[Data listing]
+===+

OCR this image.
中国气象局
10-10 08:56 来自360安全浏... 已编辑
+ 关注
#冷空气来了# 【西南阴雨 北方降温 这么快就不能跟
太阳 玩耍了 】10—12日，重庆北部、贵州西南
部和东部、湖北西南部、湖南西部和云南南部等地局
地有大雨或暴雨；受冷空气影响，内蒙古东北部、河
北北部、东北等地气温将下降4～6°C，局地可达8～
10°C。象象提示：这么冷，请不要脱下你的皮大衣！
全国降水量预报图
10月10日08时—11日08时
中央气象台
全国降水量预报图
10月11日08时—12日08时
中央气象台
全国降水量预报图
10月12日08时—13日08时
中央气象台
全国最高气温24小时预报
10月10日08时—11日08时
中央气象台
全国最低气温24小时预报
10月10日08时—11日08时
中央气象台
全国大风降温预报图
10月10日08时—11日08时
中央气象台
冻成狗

+===+

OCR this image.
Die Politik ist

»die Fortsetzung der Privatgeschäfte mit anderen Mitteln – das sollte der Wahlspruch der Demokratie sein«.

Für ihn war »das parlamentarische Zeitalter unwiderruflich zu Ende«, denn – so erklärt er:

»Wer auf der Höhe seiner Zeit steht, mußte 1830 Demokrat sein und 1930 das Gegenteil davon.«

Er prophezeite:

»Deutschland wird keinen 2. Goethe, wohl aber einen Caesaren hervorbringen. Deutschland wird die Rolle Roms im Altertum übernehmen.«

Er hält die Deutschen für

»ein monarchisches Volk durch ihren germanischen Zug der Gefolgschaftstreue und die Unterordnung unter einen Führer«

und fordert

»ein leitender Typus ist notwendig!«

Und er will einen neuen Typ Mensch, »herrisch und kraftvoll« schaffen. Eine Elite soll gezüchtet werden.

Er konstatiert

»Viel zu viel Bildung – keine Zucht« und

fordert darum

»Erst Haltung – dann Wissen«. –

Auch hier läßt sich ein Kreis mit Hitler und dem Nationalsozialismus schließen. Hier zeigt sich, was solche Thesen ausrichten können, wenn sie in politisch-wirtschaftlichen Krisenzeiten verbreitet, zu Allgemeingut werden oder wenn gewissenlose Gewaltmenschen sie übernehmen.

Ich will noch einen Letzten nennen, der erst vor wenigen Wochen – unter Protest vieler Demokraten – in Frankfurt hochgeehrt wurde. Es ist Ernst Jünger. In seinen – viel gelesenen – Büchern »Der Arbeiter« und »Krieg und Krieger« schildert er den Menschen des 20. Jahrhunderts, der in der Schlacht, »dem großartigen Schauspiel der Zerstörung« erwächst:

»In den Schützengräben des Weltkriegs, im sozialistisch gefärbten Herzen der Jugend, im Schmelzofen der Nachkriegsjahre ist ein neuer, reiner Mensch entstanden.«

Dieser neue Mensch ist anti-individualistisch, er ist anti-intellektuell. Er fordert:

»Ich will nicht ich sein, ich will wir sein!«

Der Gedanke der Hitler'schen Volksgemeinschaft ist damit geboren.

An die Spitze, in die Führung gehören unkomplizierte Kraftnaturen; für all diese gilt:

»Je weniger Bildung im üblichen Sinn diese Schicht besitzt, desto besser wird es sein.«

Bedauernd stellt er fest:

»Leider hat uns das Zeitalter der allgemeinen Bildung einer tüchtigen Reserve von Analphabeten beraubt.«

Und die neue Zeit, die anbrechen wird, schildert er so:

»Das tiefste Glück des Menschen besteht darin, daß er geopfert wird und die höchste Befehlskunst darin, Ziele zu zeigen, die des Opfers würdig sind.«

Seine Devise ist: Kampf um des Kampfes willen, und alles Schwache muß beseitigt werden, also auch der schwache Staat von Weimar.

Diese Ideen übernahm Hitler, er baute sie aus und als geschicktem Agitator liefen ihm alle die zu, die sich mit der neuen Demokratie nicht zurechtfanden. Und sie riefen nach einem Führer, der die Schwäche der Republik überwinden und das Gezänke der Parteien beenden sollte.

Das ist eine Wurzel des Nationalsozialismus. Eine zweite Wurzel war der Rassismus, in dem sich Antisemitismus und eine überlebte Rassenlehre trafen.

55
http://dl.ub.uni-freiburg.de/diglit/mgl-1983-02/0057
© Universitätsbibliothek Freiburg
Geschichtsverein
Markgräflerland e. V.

+===+

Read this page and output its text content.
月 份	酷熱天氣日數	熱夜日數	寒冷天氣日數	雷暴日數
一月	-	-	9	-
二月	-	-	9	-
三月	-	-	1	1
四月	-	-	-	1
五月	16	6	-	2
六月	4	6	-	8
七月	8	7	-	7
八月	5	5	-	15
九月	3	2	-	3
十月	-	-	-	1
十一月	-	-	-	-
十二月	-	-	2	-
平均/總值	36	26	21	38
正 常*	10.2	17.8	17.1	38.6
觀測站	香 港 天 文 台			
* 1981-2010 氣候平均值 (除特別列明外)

+===+

● WHAT TO DO:
How many of the listing's lines contain "viel"? Respond with a single number and nothing else.

● CORRECT RESPONSE:
2